Aim of the exercise: Copy every line that holds the string "Causes" from the data below.

Material for this task:
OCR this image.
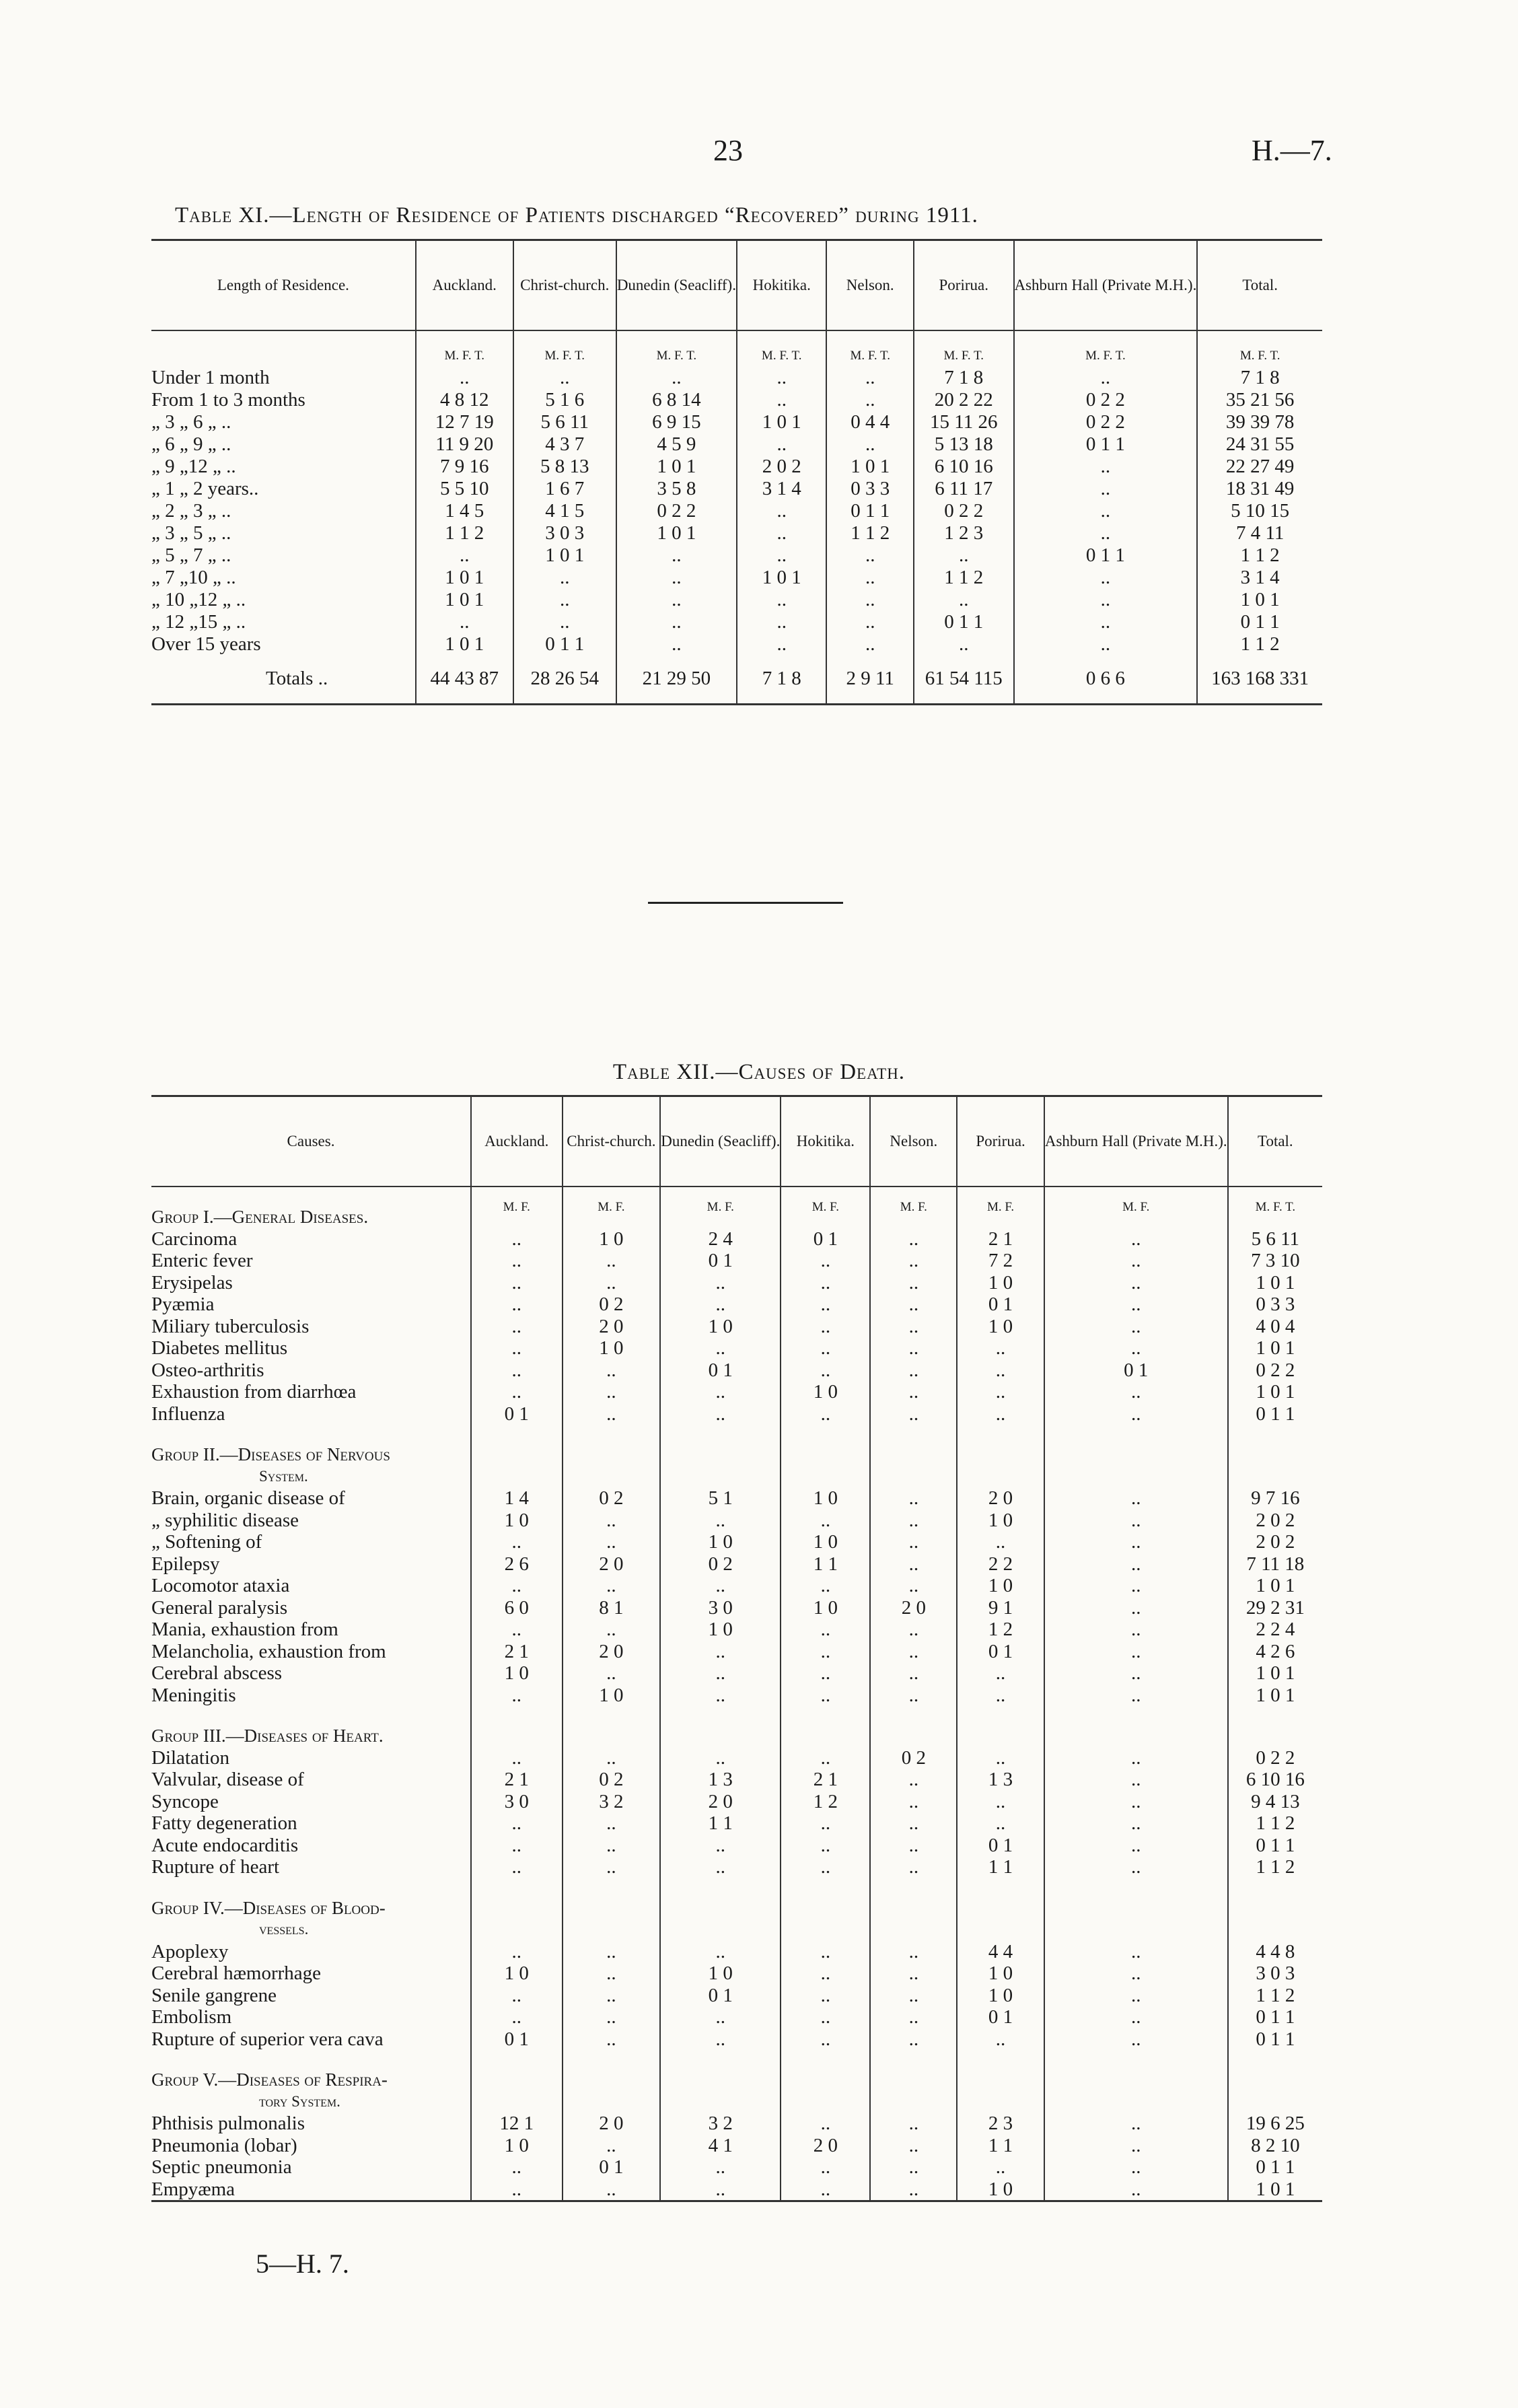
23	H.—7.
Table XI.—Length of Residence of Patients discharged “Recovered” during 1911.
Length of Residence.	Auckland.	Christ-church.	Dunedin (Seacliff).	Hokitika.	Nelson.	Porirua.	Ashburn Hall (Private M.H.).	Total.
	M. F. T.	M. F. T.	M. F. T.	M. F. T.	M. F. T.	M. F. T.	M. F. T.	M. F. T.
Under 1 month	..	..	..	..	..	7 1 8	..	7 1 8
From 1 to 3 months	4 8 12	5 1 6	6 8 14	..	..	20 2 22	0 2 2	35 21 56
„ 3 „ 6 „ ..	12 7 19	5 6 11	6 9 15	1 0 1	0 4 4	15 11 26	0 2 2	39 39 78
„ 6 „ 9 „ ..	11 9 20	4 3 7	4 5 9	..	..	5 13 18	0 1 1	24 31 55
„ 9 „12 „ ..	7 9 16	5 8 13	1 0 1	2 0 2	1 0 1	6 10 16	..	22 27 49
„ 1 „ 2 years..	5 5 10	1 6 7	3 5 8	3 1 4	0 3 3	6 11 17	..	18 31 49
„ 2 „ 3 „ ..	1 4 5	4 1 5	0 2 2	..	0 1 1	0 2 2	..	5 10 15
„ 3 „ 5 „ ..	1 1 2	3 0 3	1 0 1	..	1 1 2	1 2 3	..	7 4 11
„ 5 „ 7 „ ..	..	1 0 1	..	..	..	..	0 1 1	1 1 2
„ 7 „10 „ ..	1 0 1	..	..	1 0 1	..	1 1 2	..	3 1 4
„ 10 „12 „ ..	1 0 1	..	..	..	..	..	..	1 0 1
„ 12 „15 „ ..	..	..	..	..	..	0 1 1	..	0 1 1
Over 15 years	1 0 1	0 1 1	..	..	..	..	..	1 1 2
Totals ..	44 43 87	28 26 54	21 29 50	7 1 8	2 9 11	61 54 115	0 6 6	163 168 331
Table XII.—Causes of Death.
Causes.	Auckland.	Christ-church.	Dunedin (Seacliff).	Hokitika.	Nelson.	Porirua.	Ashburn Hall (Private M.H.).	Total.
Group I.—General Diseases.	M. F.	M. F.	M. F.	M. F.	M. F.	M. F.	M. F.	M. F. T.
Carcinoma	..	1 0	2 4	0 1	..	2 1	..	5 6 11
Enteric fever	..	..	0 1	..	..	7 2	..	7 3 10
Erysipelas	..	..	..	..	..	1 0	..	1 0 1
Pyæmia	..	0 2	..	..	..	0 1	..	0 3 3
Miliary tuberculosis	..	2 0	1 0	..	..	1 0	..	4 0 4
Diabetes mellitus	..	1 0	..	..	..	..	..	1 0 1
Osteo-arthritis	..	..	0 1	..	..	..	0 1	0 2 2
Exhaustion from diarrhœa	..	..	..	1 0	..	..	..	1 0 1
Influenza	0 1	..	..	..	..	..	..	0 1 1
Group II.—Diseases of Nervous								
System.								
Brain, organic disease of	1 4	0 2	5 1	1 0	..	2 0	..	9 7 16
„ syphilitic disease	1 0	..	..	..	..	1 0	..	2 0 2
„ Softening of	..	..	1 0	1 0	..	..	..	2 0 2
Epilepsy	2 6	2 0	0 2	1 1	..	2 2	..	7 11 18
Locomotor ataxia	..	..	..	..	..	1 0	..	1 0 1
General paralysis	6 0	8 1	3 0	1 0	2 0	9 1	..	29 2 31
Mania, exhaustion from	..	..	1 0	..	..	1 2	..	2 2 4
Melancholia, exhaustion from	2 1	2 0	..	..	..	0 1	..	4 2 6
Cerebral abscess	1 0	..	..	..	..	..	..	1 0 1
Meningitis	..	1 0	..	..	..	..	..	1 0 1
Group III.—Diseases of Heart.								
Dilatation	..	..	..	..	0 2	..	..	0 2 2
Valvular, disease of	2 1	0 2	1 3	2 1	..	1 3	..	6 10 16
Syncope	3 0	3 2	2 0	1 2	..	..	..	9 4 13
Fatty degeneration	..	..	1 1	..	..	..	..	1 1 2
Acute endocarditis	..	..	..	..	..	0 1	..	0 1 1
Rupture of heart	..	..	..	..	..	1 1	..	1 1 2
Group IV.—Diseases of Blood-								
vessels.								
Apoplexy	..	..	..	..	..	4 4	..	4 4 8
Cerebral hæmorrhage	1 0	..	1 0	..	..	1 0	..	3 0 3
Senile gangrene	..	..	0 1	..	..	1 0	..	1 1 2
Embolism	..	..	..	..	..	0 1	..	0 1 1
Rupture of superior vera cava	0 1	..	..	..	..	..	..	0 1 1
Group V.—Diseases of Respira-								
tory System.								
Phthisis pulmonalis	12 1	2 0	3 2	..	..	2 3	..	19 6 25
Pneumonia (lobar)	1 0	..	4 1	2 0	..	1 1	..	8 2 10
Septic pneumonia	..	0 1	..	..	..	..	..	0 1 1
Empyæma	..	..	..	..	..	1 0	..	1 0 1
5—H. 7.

Written solution:
Table XII.—Causes of Death.
Causes.	Auckland.	Christ-church.	Dunedin (Seacliff).	Hokitika.	Nelson.	Porirua.	Ashburn Hall (Private M.H.).	Total.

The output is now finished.